• _EXTRACTED RECORDS_

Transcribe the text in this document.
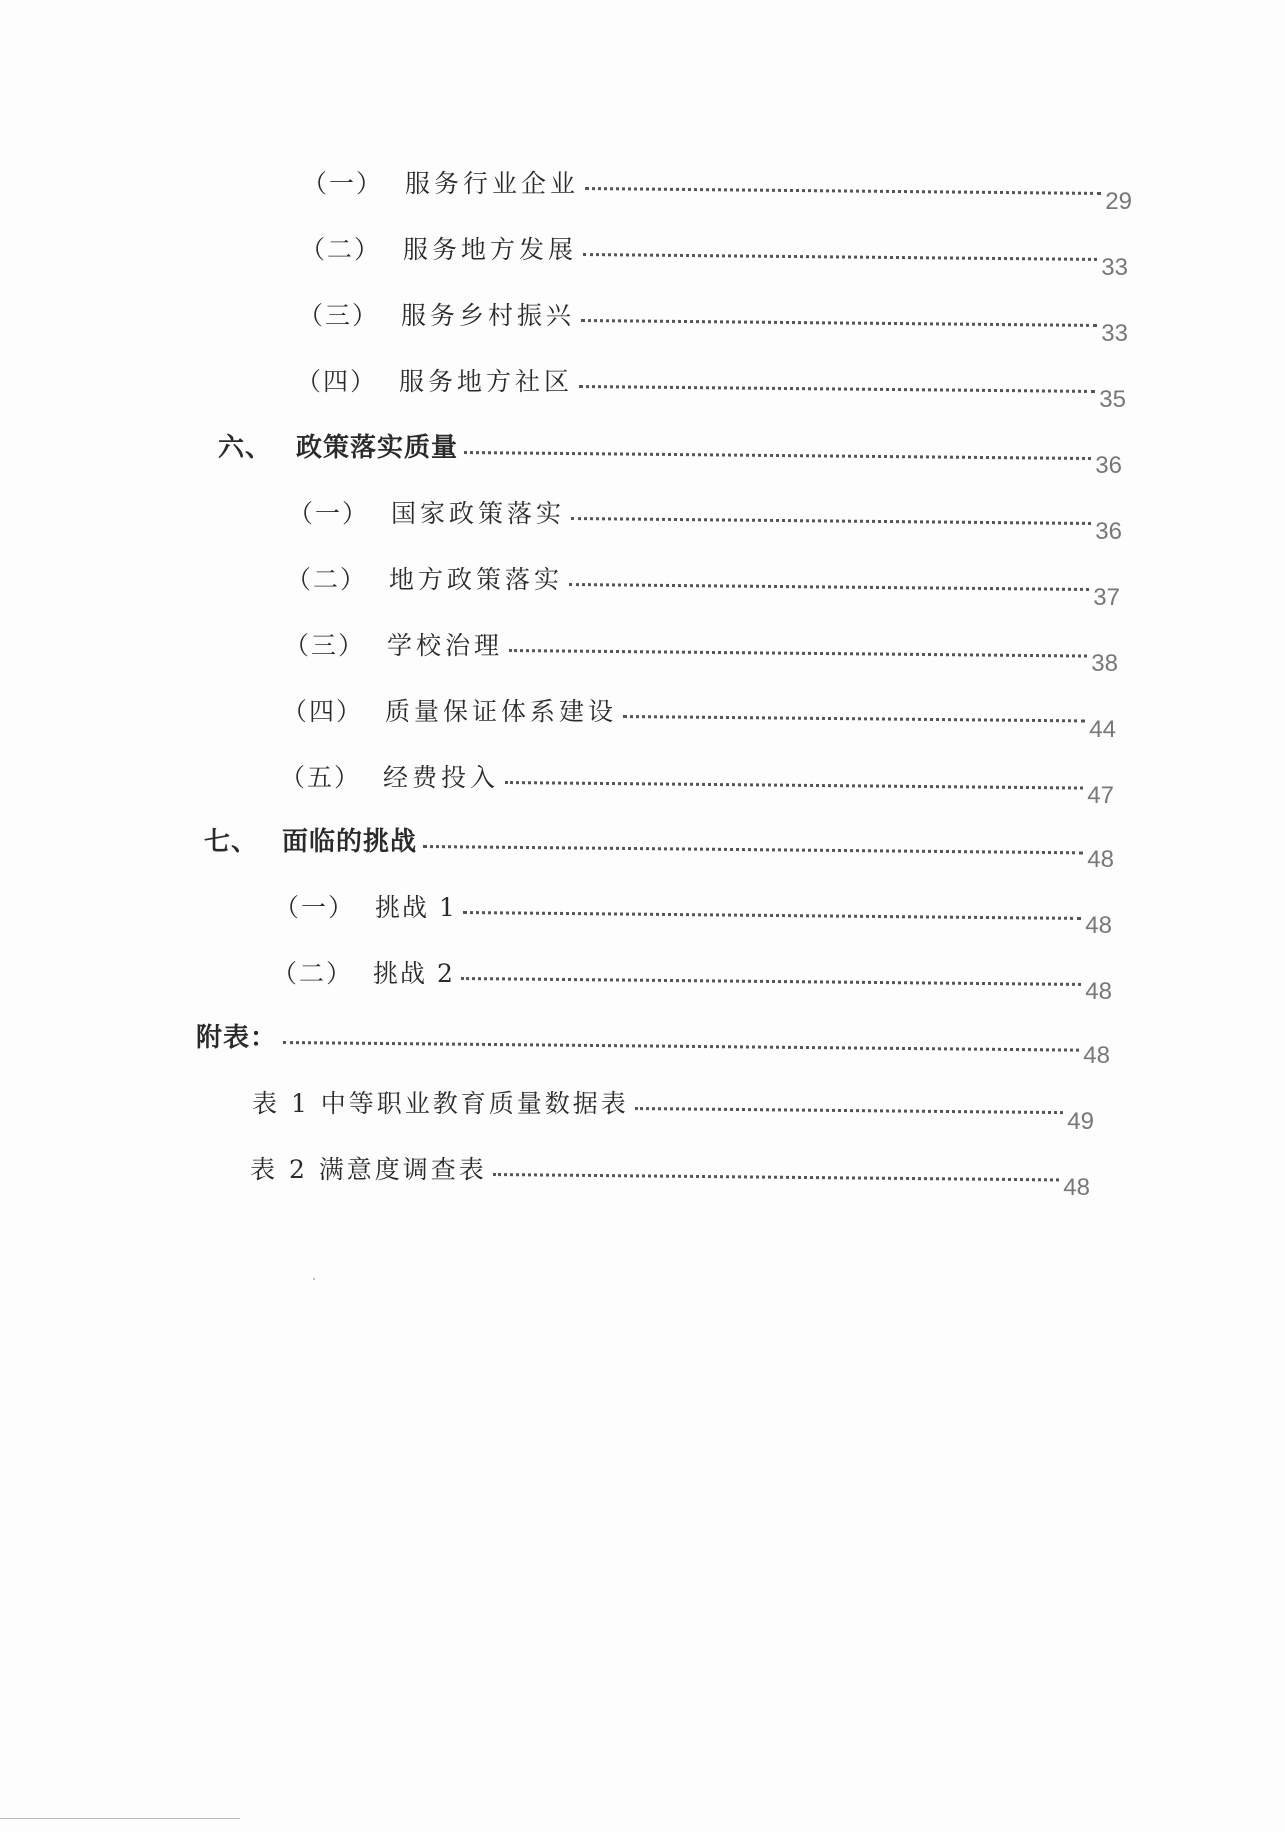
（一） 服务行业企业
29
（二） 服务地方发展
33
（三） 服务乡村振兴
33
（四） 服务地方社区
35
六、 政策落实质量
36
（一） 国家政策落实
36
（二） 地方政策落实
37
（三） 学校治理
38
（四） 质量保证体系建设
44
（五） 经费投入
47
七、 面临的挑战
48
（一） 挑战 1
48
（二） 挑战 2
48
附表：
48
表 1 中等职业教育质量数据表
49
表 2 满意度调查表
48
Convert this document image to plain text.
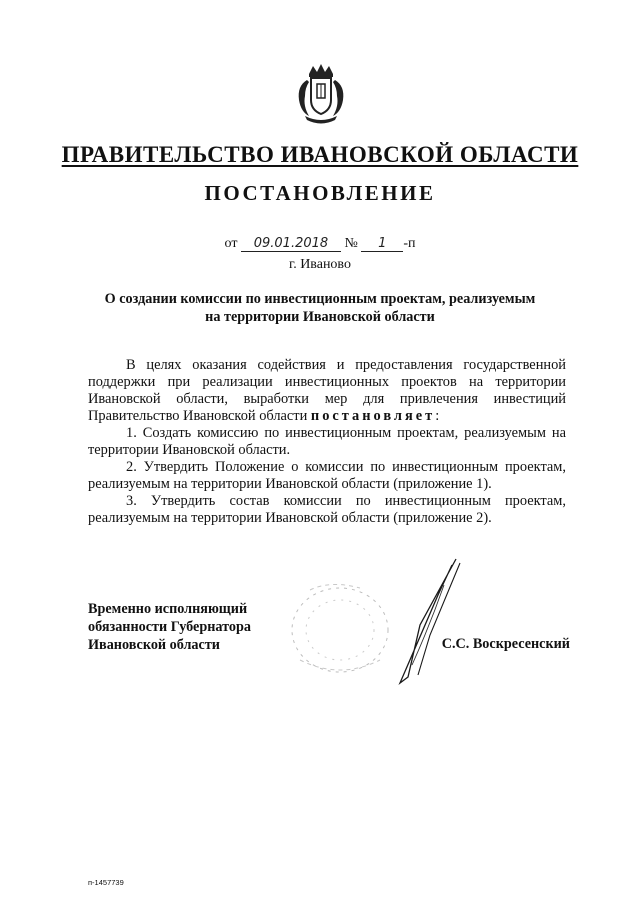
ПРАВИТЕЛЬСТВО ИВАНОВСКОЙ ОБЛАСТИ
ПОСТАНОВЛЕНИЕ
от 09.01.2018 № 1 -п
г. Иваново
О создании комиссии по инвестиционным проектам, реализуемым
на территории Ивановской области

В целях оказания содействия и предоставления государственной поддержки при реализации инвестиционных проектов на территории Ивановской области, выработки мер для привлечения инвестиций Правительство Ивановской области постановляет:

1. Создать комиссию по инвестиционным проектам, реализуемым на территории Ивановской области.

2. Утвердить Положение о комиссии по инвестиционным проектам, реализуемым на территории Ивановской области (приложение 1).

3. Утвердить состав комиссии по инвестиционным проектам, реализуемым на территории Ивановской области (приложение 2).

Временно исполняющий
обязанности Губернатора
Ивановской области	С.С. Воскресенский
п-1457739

• _AIM OF THE EXERCISE_
Copy each line from the data above that includes "проектам".

• _RESULT FOR THIS EXERCISE_
О создании комиссии по инвестиционным проектам, реализуемым
1. Создать комиссию по инвестиционным проектам, реализуемым на территории Ивановской области.
2. Утвердить Положение о комиссии по инвестиционным проектам, реализуемым на территории Ивановской области (приложение 1).
3. Утвердить состав комиссии по инвестиционным проектам, реализуемым на территории Ивановской области (приложение 2).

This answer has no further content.